▶ WRITTEN REQUEST
Return the data exactly, with all pictures removed.

▶ DATASET ENTRIES
-*-
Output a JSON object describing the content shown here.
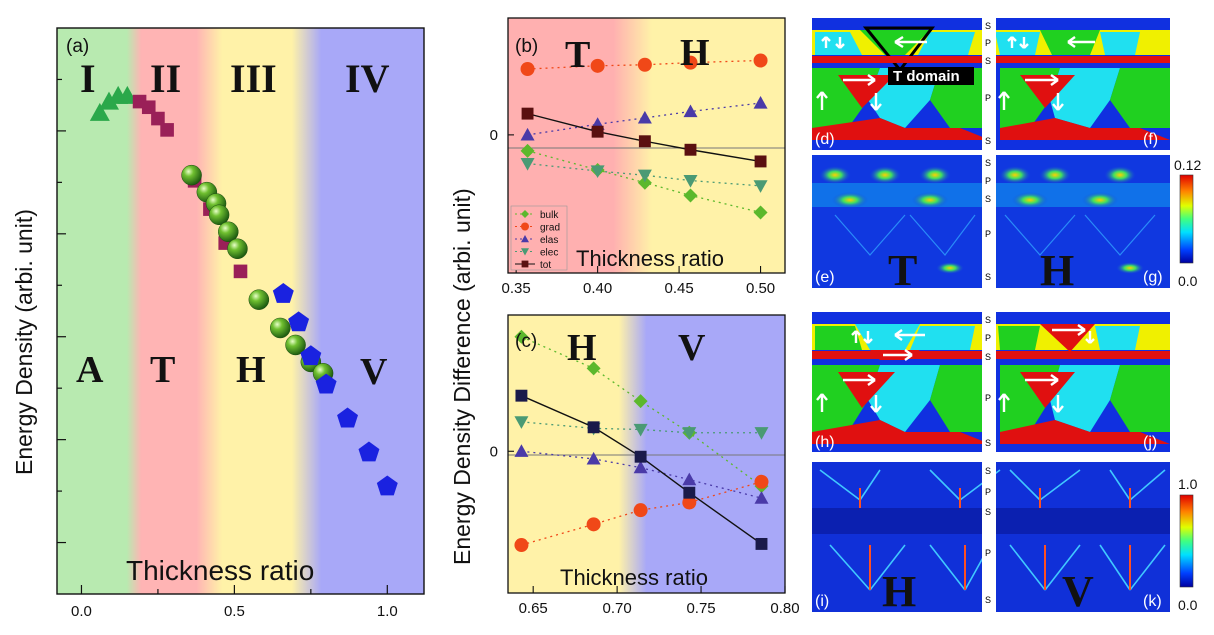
{
  "panel_a": {
    "label": "(a)",
    "regions": [
      "I",
      "II",
      "III",
      "IV"
    ],
    "phases": [
      "A",
      "T",
      "H",
      "V"
    ]
  },
  "panel_b": {
    "label": "(b)",
    "phases": [
      "T",
      "H"
    ]
  },
  "panel_c": {
    "label": "(c)",
    "phases": [
      "H",
      "V"
    ]
  },
  "shared_ylabel": "Energy Density Difference (arbi. unit)",
  "maps": {
    "labels": [
      "(d)",
      "(e)",
      "(f)",
      "(g)",
      "(h)",
      "(i)",
      "(j)",
      "(k)"
    ],
    "domain_text": "T  domain",
    "strip_letters": {
      "s": "S",
      "p": "P"
    },
    "big_letters": {
      "e": "T",
      "g": "H",
      "i": "H",
      "k": "V"
    },
    "colorbar1": {
      "max": "0.12",
      "min": "0.0"
    },
    "colorbar2": {
      "max": "1.0",
      "min": "0.0"
    },
    "colors": {
      "blue": "#1030e0",
      "red": "#e01010",
      "green": "#20d020",
      "cyan": "#20e0f0",
      "yellow": "#f0f000"
    }
  },
  "chart_data": [
    {
      "id": "a",
      "type": "scatter",
      "title": "",
      "xlabel": "Thickness ratio",
      "ylabel": "Energy Density (arbi. unit)",
      "xlim": [
        -0.08,
        1.12
      ],
      "ylim": [
        0,
        1
      ],
      "xticks": [
        0.0,
        0.5,
        1.0
      ],
      "xtick_labels": [
        "0.0",
        "0.5",
        "1.0"
      ],
      "phase_bounds": [
        0.16,
        0.42,
        0.72
      ],
      "series": [
        {
          "name": "A",
          "marker": "triangle",
          "color": "#2aa84a",
          "x": [
            0.06,
            0.09,
            0.12,
            0.15
          ],
          "y": [
            0.85,
            0.87,
            0.88,
            0.88
          ]
        },
        {
          "name": "T",
          "marker": "square",
          "color": "#9a2058",
          "x": [
            0.19,
            0.22,
            0.25,
            0.28,
            0.37,
            0.42,
            0.47,
            0.52
          ],
          "y": [
            0.87,
            0.86,
            0.84,
            0.82,
            0.73,
            0.68,
            0.62,
            0.57
          ]
        },
        {
          "name": "H",
          "marker": "sphere",
          "color": "#40a820",
          "x": [
            0.36,
            0.41,
            0.44,
            0.45,
            0.48,
            0.51,
            0.58,
            0.65,
            0.7,
            0.75,
            0.79
          ],
          "y": [
            0.74,
            0.71,
            0.69,
            0.67,
            0.64,
            0.61,
            0.52,
            0.47,
            0.44,
            0.41,
            0.39
          ]
        },
        {
          "name": "V",
          "marker": "pentagon",
          "color": "#1a22e0",
          "x": [
            0.66,
            0.71,
            0.75,
            0.8,
            0.87,
            0.94,
            1.0
          ],
          "y": [
            0.53,
            0.48,
            0.42,
            0.37,
            0.31,
            0.25,
            0.19
          ]
        }
      ]
    },
    {
      "id": "b",
      "type": "line",
      "xlabel": "Thickness ratio",
      "xlim": [
        0.345,
        0.515
      ],
      "ylim": [
        -1.3,
        1.1
      ],
      "xticks": [
        0.35,
        0.4,
        0.45,
        0.5
      ],
      "xtick_labels": [
        "0.35",
        "0.40",
        "0.45",
        "0.50"
      ],
      "yticks": [
        0
      ],
      "ytick_labels": [
        "0"
      ],
      "phase_bound": 0.42,
      "x": [
        0.357,
        0.4,
        0.429,
        0.457,
        0.5
      ],
      "series": [
        {
          "name": "bulk",
          "marker": "diamond",
          "color": "#5cb82c",
          "values": [
            -0.15,
            -0.33,
            -0.45,
            -0.57,
            -0.73
          ]
        },
        {
          "name": "grad",
          "marker": "circle",
          "color": "#f04818",
          "values": [
            0.62,
            0.65,
            0.66,
            0.68,
            0.7
          ]
        },
        {
          "name": "elas",
          "marker": "triangle",
          "color": "#4a3aa8",
          "values": [
            0.0,
            0.1,
            0.16,
            0.22,
            0.3
          ]
        },
        {
          "name": "elec",
          "marker": "triangle-down",
          "color": "#4a9a74",
          "values": [
            -0.27,
            -0.34,
            -0.38,
            -0.43,
            -0.48
          ]
        },
        {
          "name": "tot",
          "marker": "square",
          "color": "#5a1010",
          "values": [
            0.2,
            0.03,
            -0.06,
            -0.14,
            -0.25
          ]
        }
      ]
    },
    {
      "id": "c",
      "type": "line",
      "xlabel": "Thickness ratio",
      "xlim": [
        0.635,
        0.8
      ],
      "ylim": [
        -1.3,
        1.25
      ],
      "xticks": [
        0.65,
        0.7,
        0.75,
        0.8
      ],
      "xtick_labels": [
        "0.65",
        "0.70",
        "0.75",
        "0.80"
      ],
      "yticks": [
        0
      ],
      "ytick_labels": [
        "0"
      ],
      "phase_bound": 0.712,
      "x": [
        0.643,
        0.686,
        0.714,
        0.743,
        0.786
      ],
      "series": [
        {
          "name": "bulk",
          "marker": "diamond",
          "color": "#5cb82c",
          "values": [
            1.05,
            0.76,
            0.46,
            0.17,
            -0.32
          ]
        },
        {
          "name": "grad",
          "marker": "circle",
          "color": "#f04818",
          "values": [
            -0.86,
            -0.67,
            -0.54,
            -0.47,
            -0.28
          ]
        },
        {
          "name": "elas",
          "marker": "triangle",
          "color": "#4a3aa8",
          "values": [
            0.0,
            -0.07,
            -0.15,
            -0.26,
            -0.43
          ]
        },
        {
          "name": "elec",
          "marker": "triangle-down",
          "color": "#4a9a74",
          "values": [
            0.27,
            0.21,
            0.2,
            0.17,
            0.17
          ]
        },
        {
          "name": "tot",
          "marker": "square",
          "color": "#1a1a4a",
          "values": [
            0.51,
            0.22,
            -0.05,
            -0.38,
            -0.85
          ]
        }
      ]
    }
  ]
}
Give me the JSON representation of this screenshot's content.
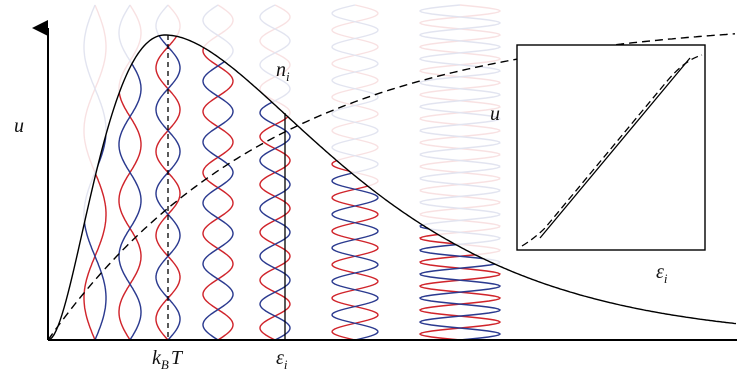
-*-
▶ ANSWER IN FULL
Output a JSON object describing the content shown here.
{
  "panel_a": {
    "label": "(a)",
    "regions": [
      "I",
      "II",
      "III",
      "IV"
    ],
    "phases": [
      "A",
      "T",
      "H",
      "V"
    ]
  },
  "panel_b": {
    "label": "(b)",
    "phases": [
      "T",
      "H"
    ]
  },
  "panel_c": {
    "label": "(c)",
    "phases": [
      "H",
      "V"
    ]
  },
  "shared_ylabel": "Energy Density Difference (arbi. unit)",
  "maps": {
    "labels": [
      "(d)",
      "(e)",
      "(f)",
      "(g)",
      "(h)",
      "(i)",
      "(j)",
      "(k)"
    ],
    "domain_text": "T  domain",
    "strip_letters": {
      "s": "S",
      "p": "P"
    },
    "big_letters": {
      "e": "T",
      "g": "H",
      "i": "H",
      "k": "V"
    },
    "colorbar1": {
      "max": "0.12",
      "min": "0.0"
    },
    "colorbar2": {
      "max": "1.0",
      "min": "0.0"
    },
    "colors": {
      "blue": "#1030e0",
      "red": "#e01010",
      "green": "#20d020",
      "cyan": "#20e0f0",
      "yellow": "#f0f000"
    }
  },
  "chart_data": [
    {
      "id": "a",
      "type": "scatter",
      "title": "",
      "xlabel": "Thickness ratio",
      "ylabel": "Energy Density (arbi. unit)",
      "xlim": [
        -0.08,
        1.12
      ],
      "ylim": [
        0,
        1
      ],
      "xticks": [
        0.0,
        0.5,
        1.0
      ],
      "xtick_labels": [
        "0.0",
        "0.5",
        "1.0"
      ],
      "phase_bounds": [
        0.16,
        0.42,
        0.72
      ],
      "series": [
        {
          "name": "A",
          "marker": "triangle",
          "color": "#2aa84a",
          "x": [
            0.06,
            0.09,
            0.12,
            0.15
          ],
          "y": [
            0.85,
            0.87,
            0.88,
            0.88
          ]
        },
        {
          "name": "T",
          "marker": "square",
          "color": "#9a2058",
          "x": [
            0.19,
            0.22,
            0.25,
            0.28,
            0.37,
            0.42,
            0.47,
            0.52
          ],
          "y": [
            0.87,
            0.86,
            0.84,
            0.82,
            0.73,
            0.68,
            0.62,
            0.57
          ]
        },
        {
          "name": "H",
          "marker": "sphere",
          "color": "#40a820",
          "x": [
            0.36,
            0.41,
            0.44,
            0.45,
            0.48,
            0.51,
            0.58,
            0.65,
            0.7,
            0.75,
            0.79
          ],
          "y": [
            0.74,
            0.71,
            0.69,
            0.67,
            0.64,
            0.61,
            0.52,
            0.47,
            0.44,
            0.41,
            0.39
          ]
        },
        {
          "name": "V",
          "marker": "pentagon",
          "color": "#1a22e0",
          "x": [
            0.66,
            0.71,
            0.75,
            0.8,
            0.87,
            0.94,
            1.0
          ],
          "y": [
            0.53,
            0.48,
            0.42,
            0.37,
            0.31,
            0.25,
            0.19
          ]
        }
      ]
    },
    {
      "id": "b",
      "type": "line",
      "xlabel": "Thickness ratio",
      "xlim": [
        0.345,
        0.515
      ],
      "ylim": [
        -1.3,
        1.1
      ],
      "xticks": [
        0.35,
        0.4,
        0.45,
        0.5
      ],
      "xtick_labels": [
        "0.35",
        "0.40",
        "0.45",
        "0.50"
      ],
      "yticks": [
        0
      ],
      "ytick_labels": [
        "0"
      ],
      "phase_bound": 0.42,
      "x": [
        0.357,
        0.4,
        0.429,
        0.457,
        0.5
      ],
      "series": [
        {
          "name": "bulk",
          "marker": "diamond",
          "color": "#5cb82c",
          "values": [
            -0.15,
            -0.33,
            -0.45,
            -0.57,
            -0.73
          ]
        },
        {
          "name": "grad",
          "marker": "circle",
          "color": "#f04818",
          "values": [
            0.62,
            0.65,
            0.66,
            0.68,
            0.7
          ]
        },
        {
          "name": "elas",
          "marker": "triangle",
          "color": "#4a3aa8",
          "values": [
            0.0,
            0.1,
            0.16,
            0.22,
            0.3
          ]
        },
        {
          "name": "elec",
          "marker": "triangle-down",
          "color": "#4a9a74",
          "values": [
            -0.27,
            -0.34,
            -0.38,
            -0.43,
            -0.48
          ]
        },
        {
          "name": "tot",
          "marker": "square",
          "color": "#5a1010",
          "values": [
            0.2,
            0.03,
            -0.06,
            -0.14,
            -0.25
          ]
        }
      ]
    },
    {
      "id": "c",
      "type": "line",
      "xlabel": "Thickness ratio",
      "xlim": [
        0.635,
        0.8
      ],
      "ylim": [
        -1.3,
        1.25
      ],
      "xticks": [
        0.65,
        0.7,
        0.75,
        0.8
      ],
      "xtick_labels": [
        "0.65",
        "0.70",
        "0.75",
        "0.80"
      ],
      "yticks": [
        0
      ],
      "ytick_labels": [
        "0"
      ],
      "phase_bound": 0.712,
      "x": [
        0.643,
        0.686,
        0.714,
        0.743,
        0.786
      ],
      "series": [
        {
          "name": "bulk",
          "marker": "diamond",
          "color": "#5cb82c",
          "values": [
            1.05,
            0.76,
            0.46,
            0.17,
            -0.32
          ]
        },
        {
          "name": "grad",
          "marker": "circle",
          "color": "#f04818",
          "values": [
            -0.86,
            -0.67,
            -0.54,
            -0.47,
            -0.28
          ]
        },
        {
          "name": "elas",
          "marker": "triangle",
          "color": "#4a3aa8",
          "values": [
            0.0,
            -0.07,
            -0.15,
            -0.26,
            -0.43
          ]
        },
        {
          "name": "elec",
          "marker": "triangle-down",
          "color": "#4a9a74",
          "values": [
            0.27,
            0.21,
            0.2,
            0.17,
            0.17
          ]
        },
        {
          "name": "tot",
          "marker": "square",
          "color": "#1a1a4a",
          "values": [
            0.51,
            0.22,
            -0.05,
            -0.38,
            -0.85
          ]
        }
      ]
    }
  ]
}
Give me the JSON representation of this screenshot's content.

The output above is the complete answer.